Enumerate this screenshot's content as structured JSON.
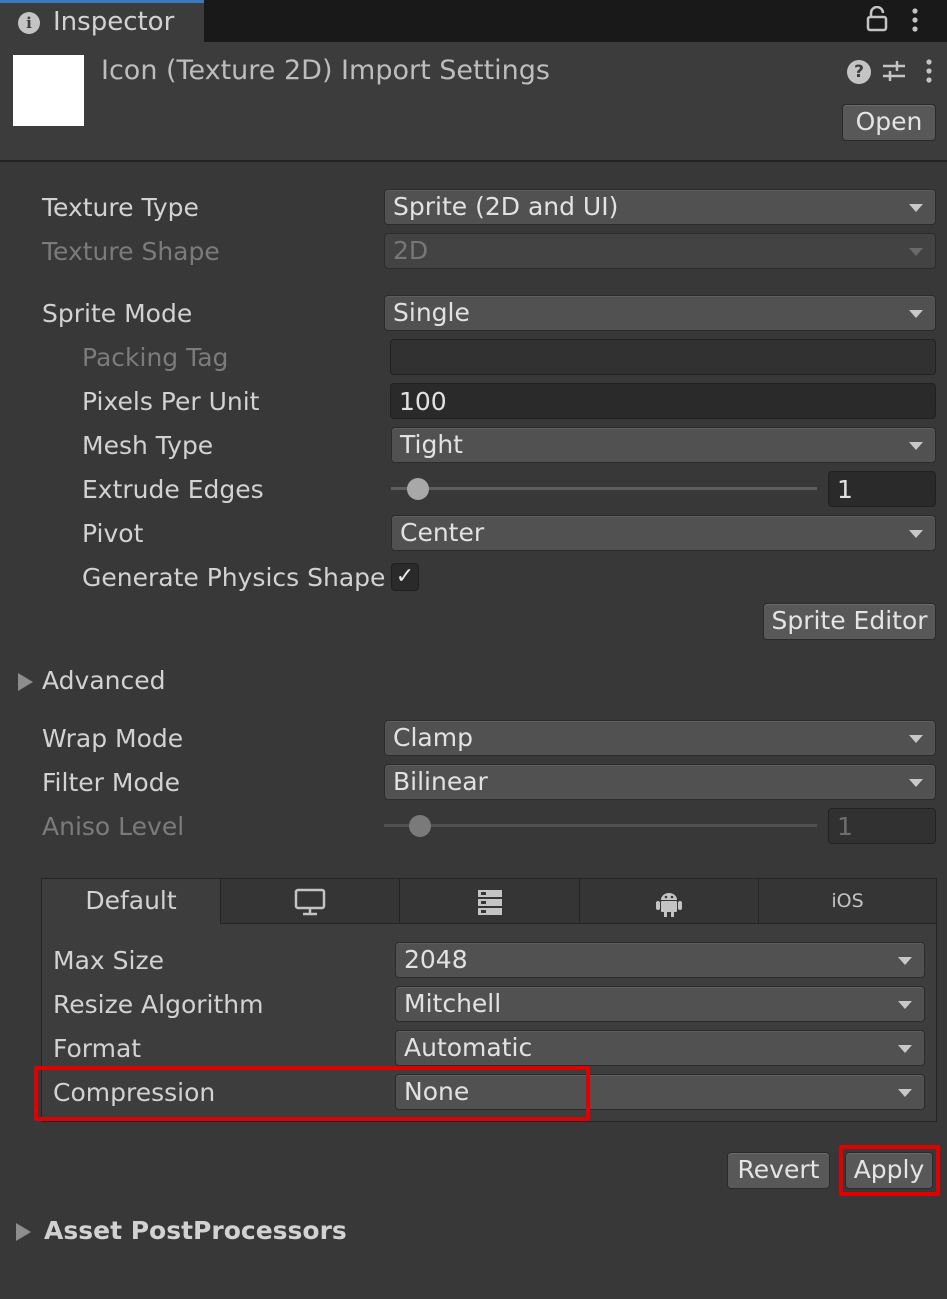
{
  "tab": {
    "title": "Inspector",
    "info_icon": "i"
  },
  "header": {
    "title": "Icon (Texture 2D) Import Settings",
    "help_icon": "?",
    "open_button": "Open"
  },
  "fields": {
    "texture_type": {
      "label": "Texture Type",
      "value": "Sprite (2D and UI)"
    },
    "texture_shape": {
      "label": "Texture Shape",
      "value": "2D"
    },
    "sprite_mode": {
      "label": "Sprite Mode",
      "value": "Single"
    },
    "packing_tag": {
      "label": "Packing Tag",
      "value": ""
    },
    "pixels_per_unit": {
      "label": "Pixels Per Unit",
      "value": "100"
    },
    "mesh_type": {
      "label": "Mesh Type",
      "value": "Tight"
    },
    "extrude_edges": {
      "label": "Extrude Edges",
      "value": "1",
      "fraction": 0.04
    },
    "pivot": {
      "label": "Pivot",
      "value": "Center"
    },
    "generate_physics_shape": {
      "label": "Generate Physics Shape",
      "checked": true,
      "check_glyph": "✓"
    },
    "sprite_editor_button": "Sprite Editor",
    "advanced": "Advanced",
    "wrap_mode": {
      "label": "Wrap Mode",
      "value": "Clamp"
    },
    "filter_mode": {
      "label": "Filter Mode",
      "value": "Bilinear"
    },
    "aniso_level": {
      "label": "Aniso Level",
      "value": "1",
      "fraction": 0.06
    }
  },
  "platform": {
    "tabs": [
      {
        "label": "Default",
        "icon": ""
      },
      {
        "label": "",
        "icon": "monitor-icon"
      },
      {
        "label": "",
        "icon": "server-icon"
      },
      {
        "label": "",
        "icon": "android-icon"
      },
      {
        "label": "iOS",
        "icon": ""
      }
    ],
    "max_size": {
      "label": "Max Size",
      "value": "2048"
    },
    "resize_algorithm": {
      "label": "Resize Algorithm",
      "value": "Mitchell"
    },
    "format": {
      "label": "Format",
      "value": "Automatic"
    },
    "compression": {
      "label": "Compression",
      "value": "None"
    }
  },
  "buttons": {
    "revert": "Revert",
    "apply": "Apply"
  },
  "asset_postprocessors": "Asset PostProcessors",
  "colors": {
    "highlight": "#e00000",
    "background": "#383838",
    "accent": "#3a79bb"
  }
}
==*==
*Task details*
Retype the whole listing, keeping every line identical and omitting all pictures.

*Task output*
Enumerate this screenshot's content as structured JSON.
{
  "tab": {
    "title": "Inspector",
    "info_icon": "i"
  },
  "header": {
    "title": "Icon (Texture 2D) Import Settings",
    "help_icon": "?",
    "open_button": "Open"
  },
  "fields": {
    "texture_type": {
      "label": "Texture Type",
      "value": "Sprite (2D and UI)"
    },
    "texture_shape": {
      "label": "Texture Shape",
      "value": "2D"
    },
    "sprite_mode": {
      "label": "Sprite Mode",
      "value": "Single"
    },
    "packing_tag": {
      "label": "Packing Tag",
      "value": ""
    },
    "pixels_per_unit": {
      "label": "Pixels Per Unit",
      "value": "100"
    },
    "mesh_type": {
      "label": "Mesh Type",
      "value": "Tight"
    },
    "extrude_edges": {
      "label": "Extrude Edges",
      "value": "1",
      "fraction": 0.04
    },
    "pivot": {
      "label": "Pivot",
      "value": "Center"
    },
    "generate_physics_shape": {
      "label": "Generate Physics Shape",
      "checked": true,
      "check_glyph": "✓"
    },
    "sprite_editor_button": "Sprite Editor",
    "advanced": "Advanced",
    "wrap_mode": {
      "label": "Wrap Mode",
      "value": "Clamp"
    },
    "filter_mode": {
      "label": "Filter Mode",
      "value": "Bilinear"
    },
    "aniso_level": {
      "label": "Aniso Level",
      "value": "1",
      "fraction": 0.06
    }
  },
  "platform": {
    "tabs": [
      {
        "label": "Default",
        "icon": ""
      },
      {
        "label": "",
        "icon": "monitor-icon"
      },
      {
        "label": "",
        "icon": "server-icon"
      },
      {
        "label": "",
        "icon": "android-icon"
      },
      {
        "label": "iOS",
        "icon": ""
      }
    ],
    "max_size": {
      "label": "Max Size",
      "value": "2048"
    },
    "resize_algorithm": {
      "label": "Resize Algorithm",
      "value": "Mitchell"
    },
    "format": {
      "label": "Format",
      "value": "Automatic"
    },
    "compression": {
      "label": "Compression",
      "value": "None"
    }
  },
  "buttons": {
    "revert": "Revert",
    "apply": "Apply"
  },
  "asset_postprocessors": "Asset PostProcessors",
  "colors": {
    "highlight": "#e00000",
    "background": "#383838",
    "accent": "#3a79bb"
  }
}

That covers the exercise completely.